■ **Goal of the exercise**: Please output only the lines that run from the line containing "OCR this image." through the end of the material below, exactly.

■ **Supplied data**:

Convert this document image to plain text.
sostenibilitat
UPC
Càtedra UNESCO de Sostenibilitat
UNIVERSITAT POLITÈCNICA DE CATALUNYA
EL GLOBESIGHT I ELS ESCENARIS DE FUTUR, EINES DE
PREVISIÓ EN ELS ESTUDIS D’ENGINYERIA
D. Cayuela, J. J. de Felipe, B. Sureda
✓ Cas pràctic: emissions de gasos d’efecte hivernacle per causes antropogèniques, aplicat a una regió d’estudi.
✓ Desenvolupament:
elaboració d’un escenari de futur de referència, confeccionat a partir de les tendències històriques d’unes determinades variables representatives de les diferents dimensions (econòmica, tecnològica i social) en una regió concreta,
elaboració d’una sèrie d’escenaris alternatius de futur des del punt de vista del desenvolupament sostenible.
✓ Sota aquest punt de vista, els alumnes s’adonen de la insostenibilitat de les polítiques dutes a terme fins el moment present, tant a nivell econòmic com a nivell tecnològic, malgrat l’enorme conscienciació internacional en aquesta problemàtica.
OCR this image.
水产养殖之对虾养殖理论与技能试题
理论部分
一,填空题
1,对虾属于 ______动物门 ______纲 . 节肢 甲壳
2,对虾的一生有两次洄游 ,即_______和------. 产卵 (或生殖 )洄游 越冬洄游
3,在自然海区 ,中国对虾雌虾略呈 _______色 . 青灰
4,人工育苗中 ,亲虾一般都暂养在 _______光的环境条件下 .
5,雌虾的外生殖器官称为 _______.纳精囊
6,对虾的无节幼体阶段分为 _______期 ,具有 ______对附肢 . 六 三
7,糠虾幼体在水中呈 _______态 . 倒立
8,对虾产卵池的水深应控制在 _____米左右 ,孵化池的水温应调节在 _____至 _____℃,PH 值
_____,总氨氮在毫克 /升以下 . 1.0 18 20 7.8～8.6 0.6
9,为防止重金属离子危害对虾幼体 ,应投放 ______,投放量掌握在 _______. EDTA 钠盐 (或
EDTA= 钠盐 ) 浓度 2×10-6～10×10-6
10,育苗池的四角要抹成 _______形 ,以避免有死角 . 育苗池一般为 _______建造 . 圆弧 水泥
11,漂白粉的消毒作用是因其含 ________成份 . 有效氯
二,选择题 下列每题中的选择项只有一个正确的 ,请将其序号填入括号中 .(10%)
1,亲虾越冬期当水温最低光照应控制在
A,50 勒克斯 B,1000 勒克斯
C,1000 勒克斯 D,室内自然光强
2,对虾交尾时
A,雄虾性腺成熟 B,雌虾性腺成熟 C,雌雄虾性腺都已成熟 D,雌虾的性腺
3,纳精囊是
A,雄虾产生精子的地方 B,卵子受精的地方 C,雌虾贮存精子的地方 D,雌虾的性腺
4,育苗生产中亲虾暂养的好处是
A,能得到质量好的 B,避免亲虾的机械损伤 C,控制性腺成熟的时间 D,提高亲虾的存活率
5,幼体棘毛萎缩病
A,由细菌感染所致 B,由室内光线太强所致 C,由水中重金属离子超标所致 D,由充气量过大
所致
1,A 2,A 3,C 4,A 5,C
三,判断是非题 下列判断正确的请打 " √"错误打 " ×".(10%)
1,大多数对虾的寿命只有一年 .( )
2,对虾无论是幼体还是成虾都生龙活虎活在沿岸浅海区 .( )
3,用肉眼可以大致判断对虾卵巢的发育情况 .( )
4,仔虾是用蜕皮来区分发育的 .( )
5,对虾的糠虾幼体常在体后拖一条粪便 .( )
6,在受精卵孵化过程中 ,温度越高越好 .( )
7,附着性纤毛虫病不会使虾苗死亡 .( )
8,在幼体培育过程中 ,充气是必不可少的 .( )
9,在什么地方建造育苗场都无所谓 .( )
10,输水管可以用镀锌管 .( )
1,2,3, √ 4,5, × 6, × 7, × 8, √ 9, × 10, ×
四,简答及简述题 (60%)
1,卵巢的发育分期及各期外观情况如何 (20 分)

■ **Exercise output**:
OCR this image.
水产养殖之对虾养殖理论与技能试题
理论部分
一,填空题
1,对虾属于 ______动物门 ______纲 . 节肢 甲壳
2,对虾的一生有两次洄游 ,即_______和------. 产卵 (或生殖 )洄游 越冬洄游
3,在自然海区 ,中国对虾雌虾略呈 _______色 . 青灰
4,人工育苗中 ,亲虾一般都暂养在 _______光的环境条件下 .
5,雌虾的外生殖器官称为 _______.纳精囊
6,对虾的无节幼体阶段分为 _______期 ,具有 ______对附肢 . 六 三
7,糠虾幼体在水中呈 _______态 . 倒立
8,对虾产卵池的水深应控制在 _____米左右 ,孵化池的水温应调节在 _____至 _____℃,PH 值
_____,总氨氮在毫克 /升以下 . 1.0 18 20 7.8～8.6 0.6
9,为防止重金属离子危害对虾幼体 ,应投放 ______,投放量掌握在 _______. EDTA 钠盐 (或
EDTA= 钠盐 ) 浓度 2×10-6～10×10-6
10,育苗池的四角要抹成 _______形 ,以避免有死角 . 育苗池一般为 _______建造 . 圆弧 水泥
11,漂白粉的消毒作用是因其含 ________成份 . 有效氯
二,选择题 下列每题中的选择项只有一个正确的 ,请将其序号填入括号中 .(10%)
1,亲虾越冬期当水温最低光照应控制在
A,50 勒克斯 B,1000 勒克斯
C,1000 勒克斯 D,室内自然光强
2,对虾交尾时
A,雄虾性腺成熟 B,雌虾性腺成熟 C,雌雄虾性腺都已成熟 D,雌虾的性腺
3,纳精囊是
A,雄虾产生精子的地方 B,卵子受精的地方 C,雌虾贮存精子的地方 D,雌虾的性腺
4,育苗生产中亲虾暂养的好处是
A,能得到质量好的 B,避免亲虾的机械损伤 C,控制性腺成熟的时间 D,提高亲虾的存活率
5,幼体棘毛萎缩病
A,由细菌感染所致 B,由室内光线太强所致 C,由水中重金属离子超标所致 D,由充气量过大
所致
1,A 2,A 3,C 4,A 5,C
三,判断是非题 下列判断正确的请打 " √"错误打 " ×".(10%)
1,大多数对虾的寿命只有一年 .( )
2,对虾无论是幼体还是成虾都生龙活虎活在沿岸浅海区 .( )
3,用肉眼可以大致判断对虾卵巢的发育情况 .( )
4,仔虾是用蜕皮来区分发育的 .( )
5,对虾的糠虾幼体常在体后拖一条粪便 .( )
6,在受精卵孵化过程中 ,温度越高越好 .( )
7,附着性纤毛虫病不会使虾苗死亡 .( )
8,在幼体培育过程中 ,充气是必不可少的 .( )
9,在什么地方建造育苗场都无所谓 .( )
10,输水管可以用镀锌管 .( )
1,2,3, √ 4,5, × 6, × 7, × 8, √ 9, × 10, ×
四,简答及简述题 (60%)
1,卵巢的发育分期及各期外观情况如何 (20 分)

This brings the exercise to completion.